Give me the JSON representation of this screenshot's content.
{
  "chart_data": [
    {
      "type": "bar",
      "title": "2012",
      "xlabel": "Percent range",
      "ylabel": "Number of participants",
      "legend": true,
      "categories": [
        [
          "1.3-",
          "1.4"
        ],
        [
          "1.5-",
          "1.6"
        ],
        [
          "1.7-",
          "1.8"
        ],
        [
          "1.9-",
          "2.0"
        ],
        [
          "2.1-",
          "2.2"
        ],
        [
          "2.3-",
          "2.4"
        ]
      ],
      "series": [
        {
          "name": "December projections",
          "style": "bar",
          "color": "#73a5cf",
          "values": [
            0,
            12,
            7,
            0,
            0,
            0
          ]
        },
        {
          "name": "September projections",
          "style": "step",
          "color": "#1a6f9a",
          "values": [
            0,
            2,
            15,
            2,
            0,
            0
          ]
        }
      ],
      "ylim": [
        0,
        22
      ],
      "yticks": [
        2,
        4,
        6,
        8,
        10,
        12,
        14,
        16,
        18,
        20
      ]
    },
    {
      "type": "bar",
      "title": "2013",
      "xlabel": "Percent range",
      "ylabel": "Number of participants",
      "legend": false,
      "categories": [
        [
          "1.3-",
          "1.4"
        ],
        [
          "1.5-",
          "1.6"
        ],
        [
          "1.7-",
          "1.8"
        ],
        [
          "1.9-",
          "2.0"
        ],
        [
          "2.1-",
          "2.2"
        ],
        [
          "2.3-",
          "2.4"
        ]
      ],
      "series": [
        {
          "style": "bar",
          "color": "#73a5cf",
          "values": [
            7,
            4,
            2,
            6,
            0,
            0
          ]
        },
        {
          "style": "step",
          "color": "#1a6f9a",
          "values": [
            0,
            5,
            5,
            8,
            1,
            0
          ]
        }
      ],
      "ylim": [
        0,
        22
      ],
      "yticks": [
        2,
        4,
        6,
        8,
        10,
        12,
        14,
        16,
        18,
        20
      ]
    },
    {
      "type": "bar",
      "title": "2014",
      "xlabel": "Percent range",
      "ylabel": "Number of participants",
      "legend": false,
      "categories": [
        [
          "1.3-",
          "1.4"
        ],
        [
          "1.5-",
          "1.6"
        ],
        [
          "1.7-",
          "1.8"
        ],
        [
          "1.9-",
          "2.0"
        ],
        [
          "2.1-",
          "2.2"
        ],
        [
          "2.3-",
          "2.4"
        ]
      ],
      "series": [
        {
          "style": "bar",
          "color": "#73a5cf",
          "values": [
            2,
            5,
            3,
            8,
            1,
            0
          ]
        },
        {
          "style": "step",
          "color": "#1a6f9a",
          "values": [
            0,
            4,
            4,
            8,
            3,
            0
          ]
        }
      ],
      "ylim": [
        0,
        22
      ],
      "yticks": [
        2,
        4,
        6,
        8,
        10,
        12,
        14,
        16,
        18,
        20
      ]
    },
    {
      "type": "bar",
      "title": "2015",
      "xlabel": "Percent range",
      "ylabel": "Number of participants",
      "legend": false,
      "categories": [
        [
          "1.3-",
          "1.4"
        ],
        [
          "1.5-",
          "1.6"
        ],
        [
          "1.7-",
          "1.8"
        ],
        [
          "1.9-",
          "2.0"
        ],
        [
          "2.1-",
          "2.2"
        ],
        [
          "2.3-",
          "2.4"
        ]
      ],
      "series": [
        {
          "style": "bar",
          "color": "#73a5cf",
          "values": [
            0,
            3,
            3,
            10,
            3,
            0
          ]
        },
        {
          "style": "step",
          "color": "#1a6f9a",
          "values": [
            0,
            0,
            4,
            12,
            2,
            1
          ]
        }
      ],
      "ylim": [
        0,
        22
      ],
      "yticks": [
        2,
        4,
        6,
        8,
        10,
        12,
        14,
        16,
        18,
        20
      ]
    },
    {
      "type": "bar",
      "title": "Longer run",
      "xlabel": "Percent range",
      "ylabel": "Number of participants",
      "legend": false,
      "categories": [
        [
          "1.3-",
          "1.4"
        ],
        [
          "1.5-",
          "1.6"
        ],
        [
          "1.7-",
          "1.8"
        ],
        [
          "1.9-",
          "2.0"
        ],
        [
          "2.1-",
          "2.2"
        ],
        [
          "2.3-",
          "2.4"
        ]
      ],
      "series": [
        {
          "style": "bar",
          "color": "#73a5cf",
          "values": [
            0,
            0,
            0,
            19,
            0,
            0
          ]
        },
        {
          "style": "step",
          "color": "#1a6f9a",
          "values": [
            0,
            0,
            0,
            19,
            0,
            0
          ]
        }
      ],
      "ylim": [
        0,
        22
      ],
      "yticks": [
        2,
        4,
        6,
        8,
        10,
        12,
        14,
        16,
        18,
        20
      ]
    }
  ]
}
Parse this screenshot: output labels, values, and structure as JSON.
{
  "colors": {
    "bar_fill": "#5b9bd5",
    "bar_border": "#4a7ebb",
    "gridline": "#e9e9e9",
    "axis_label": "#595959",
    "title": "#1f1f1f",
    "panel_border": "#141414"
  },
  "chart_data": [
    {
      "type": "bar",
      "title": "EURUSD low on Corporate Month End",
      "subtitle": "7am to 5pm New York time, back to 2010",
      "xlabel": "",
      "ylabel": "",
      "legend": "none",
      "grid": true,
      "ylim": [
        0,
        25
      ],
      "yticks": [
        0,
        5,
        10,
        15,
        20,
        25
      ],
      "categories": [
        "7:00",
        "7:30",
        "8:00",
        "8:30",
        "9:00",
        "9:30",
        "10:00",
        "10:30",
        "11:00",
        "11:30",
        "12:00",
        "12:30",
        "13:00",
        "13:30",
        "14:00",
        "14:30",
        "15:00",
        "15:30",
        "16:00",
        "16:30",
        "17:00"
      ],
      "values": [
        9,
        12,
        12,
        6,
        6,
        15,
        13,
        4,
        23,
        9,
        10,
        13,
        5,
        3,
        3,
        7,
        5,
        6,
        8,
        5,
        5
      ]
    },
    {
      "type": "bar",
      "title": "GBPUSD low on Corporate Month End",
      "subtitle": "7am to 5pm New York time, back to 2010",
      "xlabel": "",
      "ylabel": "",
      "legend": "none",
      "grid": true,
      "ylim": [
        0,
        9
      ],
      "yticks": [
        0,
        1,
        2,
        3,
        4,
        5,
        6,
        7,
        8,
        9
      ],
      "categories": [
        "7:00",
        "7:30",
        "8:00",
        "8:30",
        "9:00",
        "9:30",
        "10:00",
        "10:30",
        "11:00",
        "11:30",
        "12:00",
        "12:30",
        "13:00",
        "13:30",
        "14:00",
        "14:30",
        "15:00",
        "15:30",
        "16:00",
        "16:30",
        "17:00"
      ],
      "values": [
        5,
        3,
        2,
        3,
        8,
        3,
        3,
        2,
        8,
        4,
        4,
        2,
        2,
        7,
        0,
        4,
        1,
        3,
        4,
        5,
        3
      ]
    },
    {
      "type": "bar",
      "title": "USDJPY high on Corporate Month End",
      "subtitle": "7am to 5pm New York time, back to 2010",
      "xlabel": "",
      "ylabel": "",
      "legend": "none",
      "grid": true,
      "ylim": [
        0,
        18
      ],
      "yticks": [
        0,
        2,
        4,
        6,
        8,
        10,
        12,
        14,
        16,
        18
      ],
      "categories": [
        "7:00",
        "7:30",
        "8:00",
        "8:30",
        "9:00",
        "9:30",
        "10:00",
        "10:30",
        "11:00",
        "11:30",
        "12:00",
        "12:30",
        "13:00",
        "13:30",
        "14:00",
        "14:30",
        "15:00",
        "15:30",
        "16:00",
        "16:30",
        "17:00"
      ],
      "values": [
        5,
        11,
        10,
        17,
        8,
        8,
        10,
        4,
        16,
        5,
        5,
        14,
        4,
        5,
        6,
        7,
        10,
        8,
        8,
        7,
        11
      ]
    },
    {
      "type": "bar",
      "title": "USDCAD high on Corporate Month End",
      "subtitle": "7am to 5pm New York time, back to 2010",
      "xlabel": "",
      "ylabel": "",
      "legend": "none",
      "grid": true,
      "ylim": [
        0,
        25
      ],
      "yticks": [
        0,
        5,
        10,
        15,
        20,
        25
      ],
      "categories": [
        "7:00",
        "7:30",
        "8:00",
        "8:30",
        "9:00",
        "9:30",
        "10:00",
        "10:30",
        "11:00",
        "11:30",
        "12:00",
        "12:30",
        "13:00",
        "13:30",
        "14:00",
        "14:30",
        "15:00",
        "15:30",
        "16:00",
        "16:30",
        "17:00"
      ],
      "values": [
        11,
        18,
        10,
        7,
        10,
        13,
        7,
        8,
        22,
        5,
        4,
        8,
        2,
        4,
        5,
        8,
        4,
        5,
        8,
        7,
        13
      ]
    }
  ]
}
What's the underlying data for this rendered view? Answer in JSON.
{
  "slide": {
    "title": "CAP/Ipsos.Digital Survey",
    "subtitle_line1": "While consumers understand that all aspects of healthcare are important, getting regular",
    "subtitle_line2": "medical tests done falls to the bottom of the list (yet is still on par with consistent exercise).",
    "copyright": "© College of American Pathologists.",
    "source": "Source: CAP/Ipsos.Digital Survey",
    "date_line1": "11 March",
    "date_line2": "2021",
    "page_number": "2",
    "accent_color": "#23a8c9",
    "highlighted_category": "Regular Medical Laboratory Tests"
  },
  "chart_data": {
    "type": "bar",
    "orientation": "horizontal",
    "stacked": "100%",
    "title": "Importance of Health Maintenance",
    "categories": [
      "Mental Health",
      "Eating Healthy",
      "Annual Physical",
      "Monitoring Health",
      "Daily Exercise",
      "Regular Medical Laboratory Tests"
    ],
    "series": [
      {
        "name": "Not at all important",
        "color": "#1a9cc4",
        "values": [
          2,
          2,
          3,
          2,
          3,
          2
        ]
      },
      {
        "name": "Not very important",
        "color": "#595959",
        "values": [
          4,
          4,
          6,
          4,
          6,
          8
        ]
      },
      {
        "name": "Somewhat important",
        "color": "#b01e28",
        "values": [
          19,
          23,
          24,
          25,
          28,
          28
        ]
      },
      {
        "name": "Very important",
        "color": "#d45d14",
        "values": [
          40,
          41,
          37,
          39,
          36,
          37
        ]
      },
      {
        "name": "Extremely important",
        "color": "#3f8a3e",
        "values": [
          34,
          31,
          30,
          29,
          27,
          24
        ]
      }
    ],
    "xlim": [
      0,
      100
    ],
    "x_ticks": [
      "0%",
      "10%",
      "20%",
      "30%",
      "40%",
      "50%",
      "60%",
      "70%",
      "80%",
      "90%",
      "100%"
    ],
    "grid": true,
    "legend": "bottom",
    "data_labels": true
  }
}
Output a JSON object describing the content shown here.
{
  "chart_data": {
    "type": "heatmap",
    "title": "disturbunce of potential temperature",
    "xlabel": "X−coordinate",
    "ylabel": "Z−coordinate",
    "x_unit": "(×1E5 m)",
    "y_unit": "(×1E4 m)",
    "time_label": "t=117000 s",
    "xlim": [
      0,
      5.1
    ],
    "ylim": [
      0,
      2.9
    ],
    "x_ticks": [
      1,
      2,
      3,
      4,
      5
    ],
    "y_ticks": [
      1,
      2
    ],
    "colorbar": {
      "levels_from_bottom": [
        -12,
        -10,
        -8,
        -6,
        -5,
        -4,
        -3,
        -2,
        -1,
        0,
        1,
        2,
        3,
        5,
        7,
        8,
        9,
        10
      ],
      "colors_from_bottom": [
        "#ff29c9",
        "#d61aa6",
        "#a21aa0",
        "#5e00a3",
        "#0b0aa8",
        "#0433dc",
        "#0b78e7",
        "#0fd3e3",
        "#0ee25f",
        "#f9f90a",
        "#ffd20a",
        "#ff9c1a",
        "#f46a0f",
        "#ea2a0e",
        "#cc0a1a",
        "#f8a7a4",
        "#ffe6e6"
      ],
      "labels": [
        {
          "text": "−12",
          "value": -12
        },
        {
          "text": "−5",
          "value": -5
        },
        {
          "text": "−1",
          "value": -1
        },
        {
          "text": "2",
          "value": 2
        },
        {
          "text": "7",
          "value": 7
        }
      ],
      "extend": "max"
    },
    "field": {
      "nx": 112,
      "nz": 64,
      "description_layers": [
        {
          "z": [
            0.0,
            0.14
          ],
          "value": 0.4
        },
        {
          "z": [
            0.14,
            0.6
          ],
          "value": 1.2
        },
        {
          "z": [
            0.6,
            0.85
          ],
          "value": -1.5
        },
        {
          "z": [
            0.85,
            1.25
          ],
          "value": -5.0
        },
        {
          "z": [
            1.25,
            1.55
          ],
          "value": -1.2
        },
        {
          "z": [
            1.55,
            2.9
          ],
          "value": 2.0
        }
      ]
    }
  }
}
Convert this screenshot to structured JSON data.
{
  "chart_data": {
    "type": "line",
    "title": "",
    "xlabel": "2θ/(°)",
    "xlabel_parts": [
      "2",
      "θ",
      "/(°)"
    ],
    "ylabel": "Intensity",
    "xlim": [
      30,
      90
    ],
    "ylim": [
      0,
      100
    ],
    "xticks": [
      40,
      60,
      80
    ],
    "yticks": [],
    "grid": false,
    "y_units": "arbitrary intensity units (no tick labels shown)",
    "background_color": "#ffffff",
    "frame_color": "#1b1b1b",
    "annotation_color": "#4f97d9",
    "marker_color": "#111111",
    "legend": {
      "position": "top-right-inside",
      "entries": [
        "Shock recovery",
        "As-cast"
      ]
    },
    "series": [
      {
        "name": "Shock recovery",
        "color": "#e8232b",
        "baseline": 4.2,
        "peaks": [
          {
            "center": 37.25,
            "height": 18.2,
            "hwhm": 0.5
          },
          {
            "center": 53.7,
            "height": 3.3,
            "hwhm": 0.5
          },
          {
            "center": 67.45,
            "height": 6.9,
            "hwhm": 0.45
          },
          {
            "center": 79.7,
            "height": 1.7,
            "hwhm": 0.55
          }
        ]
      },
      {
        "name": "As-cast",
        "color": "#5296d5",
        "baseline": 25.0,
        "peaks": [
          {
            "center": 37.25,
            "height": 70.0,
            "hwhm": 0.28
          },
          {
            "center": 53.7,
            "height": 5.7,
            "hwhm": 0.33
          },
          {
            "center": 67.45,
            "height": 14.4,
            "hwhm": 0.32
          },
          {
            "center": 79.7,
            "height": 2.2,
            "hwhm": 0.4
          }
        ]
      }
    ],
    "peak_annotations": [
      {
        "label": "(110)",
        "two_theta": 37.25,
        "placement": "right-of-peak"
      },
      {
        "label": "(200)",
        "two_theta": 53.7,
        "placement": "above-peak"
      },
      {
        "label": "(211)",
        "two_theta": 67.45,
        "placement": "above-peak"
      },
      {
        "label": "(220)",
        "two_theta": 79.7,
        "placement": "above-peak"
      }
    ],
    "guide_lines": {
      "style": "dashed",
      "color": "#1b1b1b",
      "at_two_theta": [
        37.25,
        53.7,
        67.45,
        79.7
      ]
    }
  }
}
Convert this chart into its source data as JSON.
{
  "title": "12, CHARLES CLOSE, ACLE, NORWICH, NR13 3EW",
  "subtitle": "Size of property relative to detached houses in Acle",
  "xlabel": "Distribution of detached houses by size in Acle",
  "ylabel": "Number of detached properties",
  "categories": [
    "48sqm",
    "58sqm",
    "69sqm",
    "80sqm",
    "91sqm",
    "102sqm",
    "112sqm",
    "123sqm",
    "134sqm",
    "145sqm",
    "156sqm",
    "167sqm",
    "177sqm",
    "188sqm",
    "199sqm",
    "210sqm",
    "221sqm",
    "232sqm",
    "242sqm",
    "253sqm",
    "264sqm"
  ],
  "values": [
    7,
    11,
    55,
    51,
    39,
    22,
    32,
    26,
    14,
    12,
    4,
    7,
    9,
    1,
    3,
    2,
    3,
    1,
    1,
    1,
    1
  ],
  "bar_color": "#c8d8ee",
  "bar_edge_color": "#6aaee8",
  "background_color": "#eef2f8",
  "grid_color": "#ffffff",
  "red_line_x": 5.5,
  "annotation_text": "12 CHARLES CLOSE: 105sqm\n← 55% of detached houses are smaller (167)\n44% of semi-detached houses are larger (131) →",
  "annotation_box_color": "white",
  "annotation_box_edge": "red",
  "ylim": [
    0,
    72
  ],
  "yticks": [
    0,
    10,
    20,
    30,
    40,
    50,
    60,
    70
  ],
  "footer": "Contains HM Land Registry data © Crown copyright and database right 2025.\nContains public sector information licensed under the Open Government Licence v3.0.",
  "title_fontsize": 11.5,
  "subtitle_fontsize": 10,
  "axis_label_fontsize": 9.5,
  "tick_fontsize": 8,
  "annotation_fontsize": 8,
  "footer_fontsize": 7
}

## What to do
Using the listing above, show each line holding the string "Laboratory".

## Problem solution
    "highlighted_category": "Regular Medical Laboratory Tests"
      "Regular Medical Laboratory Tests"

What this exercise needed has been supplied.